--- start of Supplied records ---
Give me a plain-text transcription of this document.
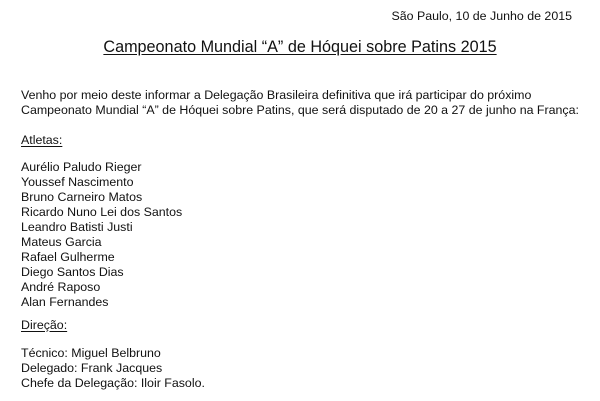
São Paulo, 10 de Junho de 2015
Campeonato Mundial “A” de Hóquei sobre Patins 2015
Venho por meio deste informar a Delegação Brasileira definitiva que irá participar do próximo
Campeonato Mundial “A” de Hóquei sobre Patins, que será disputado de 20 a 27 de junho na França:
Atletas:
Aurélio Paludo Rieger
Youssef Nascimento
Bruno Carneiro Matos
Ricardo Nuno Lei dos Santos
Leandro Batisti Justi
Mateus Garcia
Rafael Gulherme
Diego Santos Dias
André Raposo
Alan Fernandes
Direção:
Técnico: Miguel Belbruno
Delegado: Frank Jacques
Chefe da Delegação: Iloir Fasolo.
--- end of Supplied records ---
[What you have to do] Copy all the entries word for word. Omit any pictures.

[Task answer]
Give me a plain-text transcription of this document.
São Paulo, 10 de Junho de 2015
Campeonato Mundial “A” de Hóquei sobre Patins 2015
Venho por meio deste informar a Delegação Brasileira definitiva que irá participar do próximo
Campeonato Mundial “A” de Hóquei sobre Patins, que será disputado de 20 a 27 de junho na França:
Atletas:
Aurélio Paludo Rieger
Youssef Nascimento
Bruno Carneiro Matos
Ricardo Nuno Lei dos Santos
Leandro Batisti Justi
Mateus Garcia
Rafael Gulherme
Diego Santos Dias
André Raposo
Alan Fernandes
Direção:
Técnico: Miguel Belbruno
Delegado: Frank Jacques
Chefe da Delegação: Iloir Fasolo.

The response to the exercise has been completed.